## Exercise instructions
A - In the sapply post, what result is shown for sapply(x[c()], FUN=as.character)?
B - Decide whether each statement agrees with the sapply post: (i) The message was sent on a Friday. (ii) The variable x is assigned 1:10. (iii) In the function signature of sapply, simplify defaults to FALSE. For each, answer yes or no and quote the deciding words of the post.
C - Write out the sapply post word for word, from "Please enlight me" down to "lapply(as.list(X), FUN, ...)".

## Source text
[R] sapply(NULL, ...) returns a list?!?

From: Henrik Bengtsson <hb_at_maths.lth.se>
Date: Fri 22 Jul 2005 - 17:32:12 EST


Hi,

I bet this one has be asked before, but doing

  sapply(x, FUN=as.character)

where 'x' is a vector, then the result "should [] be simplified to a vector" according to ?sapply, correct? However,

> x <- 1:10
> sapply(x, FUN=as.character)

  [1] "1" "2" "3" "4" "5" "6" "7" "8" "9" "10"
> sapply(x[1], FUN=as.character)

  [1] "1"

But,

> sapply(x[c()], FUN=as.character)

  list()

or equivalent,

> sapply(NULL, FUN=as.character)

  list()

Please enlight me if I missed the reason for this.

Looking at the code for sapply(),

> sapply
function (X, FUN, ..., simplify = TRUE, USE.NAMES = TRUE) {

     FUN <- match.fun(FUN)
     answer <- lapply(as.list(X), FUN, ...)

(Visual layout annotation data)

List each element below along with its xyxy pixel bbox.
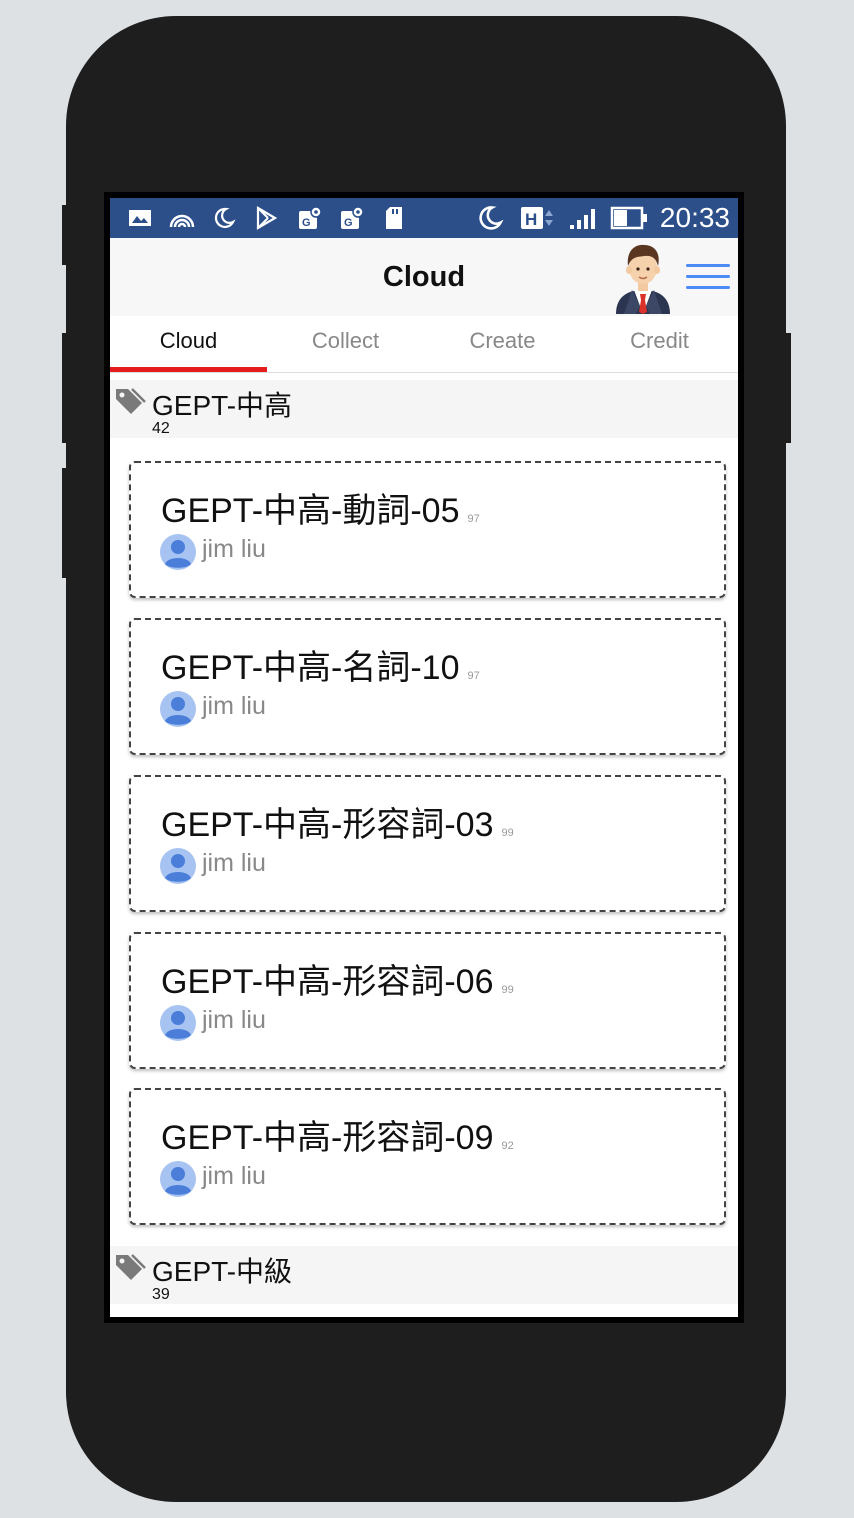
tab-credit[interactable]: Credit xyxy=(581,316,738,372)
section-count: 42 xyxy=(152,420,170,437)
deck-title: GEPT-中高-動詞-05 97 xyxy=(161,492,480,530)
user-icon xyxy=(160,534,196,570)
deck-card[interactable]: GEPT-中高-形容詞-09 92 jim liu xyxy=(129,1088,726,1225)
tag-icon xyxy=(112,1252,146,1282)
deck-card[interactable]: GEPT-中高-動詞-05 97 jim liu xyxy=(129,461,726,598)
deck-author: jim liu xyxy=(202,692,266,720)
user-avatar[interactable] xyxy=(612,240,674,314)
deck-title: GEPT-中高-形容詞-03 99 xyxy=(161,806,514,844)
h-network-icon: H xyxy=(520,204,560,232)
user-icon xyxy=(160,848,196,884)
deck-number: 92 xyxy=(501,1140,514,1152)
svg-text:H: H xyxy=(525,210,537,229)
user-icon xyxy=(160,1005,196,1041)
app-bar: Cloud xyxy=(110,238,738,316)
deck-author: jim liu xyxy=(202,1006,266,1034)
section-title: GEPT-中級 xyxy=(152,1256,293,1287)
user-icon xyxy=(160,1161,196,1197)
section-header[interactable]: GEPT-中級 39 xyxy=(110,1246,738,1304)
deck-author: jim liu xyxy=(202,535,266,563)
deck-title: GEPT-中高-形容詞-06 99 xyxy=(161,963,514,1001)
section-title: GEPT-中高 xyxy=(152,390,293,421)
deck-author: jim liu xyxy=(202,1162,266,1190)
signal-icon xyxy=(568,204,602,232)
section-count: 39 xyxy=(152,1286,170,1303)
phone-side-button xyxy=(62,468,68,578)
play-store-icon xyxy=(252,204,280,232)
user-icon xyxy=(160,691,196,727)
sd-card-icon xyxy=(380,204,408,232)
deck-card[interactable]: GEPT-中高-名詞-10 97 jim liu xyxy=(129,618,726,755)
app-screen: G G H 20:33 Cloud Cloud Collect Create C… xyxy=(110,198,738,1317)
status-time: 20:33 xyxy=(659,202,730,233)
deck-title: GEPT-中高-名詞-10 97 xyxy=(161,649,480,687)
tab-create[interactable]: Create xyxy=(424,316,581,372)
image-icon xyxy=(126,204,154,232)
deck-card[interactable]: GEPT-中高-形容詞-06 99 jim liu xyxy=(129,932,726,1069)
maps-icon: G xyxy=(338,204,366,232)
deck-number: 97 xyxy=(467,513,480,525)
phone-side-button xyxy=(62,205,68,265)
svg-text:G: G xyxy=(302,217,311,229)
tab-cloud[interactable]: Cloud xyxy=(110,316,267,372)
moon-icon xyxy=(476,204,504,232)
deck-number: 99 xyxy=(501,984,514,996)
section-header[interactable]: GEPT-中高 42 xyxy=(110,380,738,438)
deck-title: GEPT-中高-形容詞-09 92 xyxy=(161,1119,514,1157)
status-bar: G G H 20:33 xyxy=(110,198,738,238)
deck-number: 99 xyxy=(501,827,514,839)
maps-icon: G xyxy=(296,204,324,232)
battery-icon xyxy=(610,204,650,232)
deck-author: jim liu xyxy=(202,849,266,877)
tab-bar: Cloud Collect Create Credit xyxy=(110,316,738,373)
moon-icon xyxy=(210,204,238,232)
tab-active-indicator xyxy=(110,367,267,372)
svg-text:G: G xyxy=(344,217,353,229)
deck-number: 97 xyxy=(467,670,480,682)
tag-icon xyxy=(112,386,146,416)
deck-card[interactable]: GEPT-中高-形容詞-03 99 jim liu xyxy=(129,775,726,912)
hamburger-menu-icon[interactable] xyxy=(686,262,730,292)
phone-side-button xyxy=(62,333,68,443)
phone-power-button xyxy=(785,333,791,443)
hotspot-icon xyxy=(168,204,196,232)
tab-collect[interactable]: Collect xyxy=(267,316,424,372)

## Worked solutions
A - list()

B -
(i) Yes: "Fri 22 Jul 2005 - 17:32:12 EST"
(ii) Yes: "x <- 1:10"
(iii) No: "simplify = TRUE"

C -
Please enlight me if I missed the reason for this.

Looking at the code for sapply(),

> sapply
function (X, FUN, ..., simplify = TRUE, USE.NAMES = TRUE) {

     FUN <- match.fun(FUN)
     answer <- lapply(as.list(X), FUN, ...)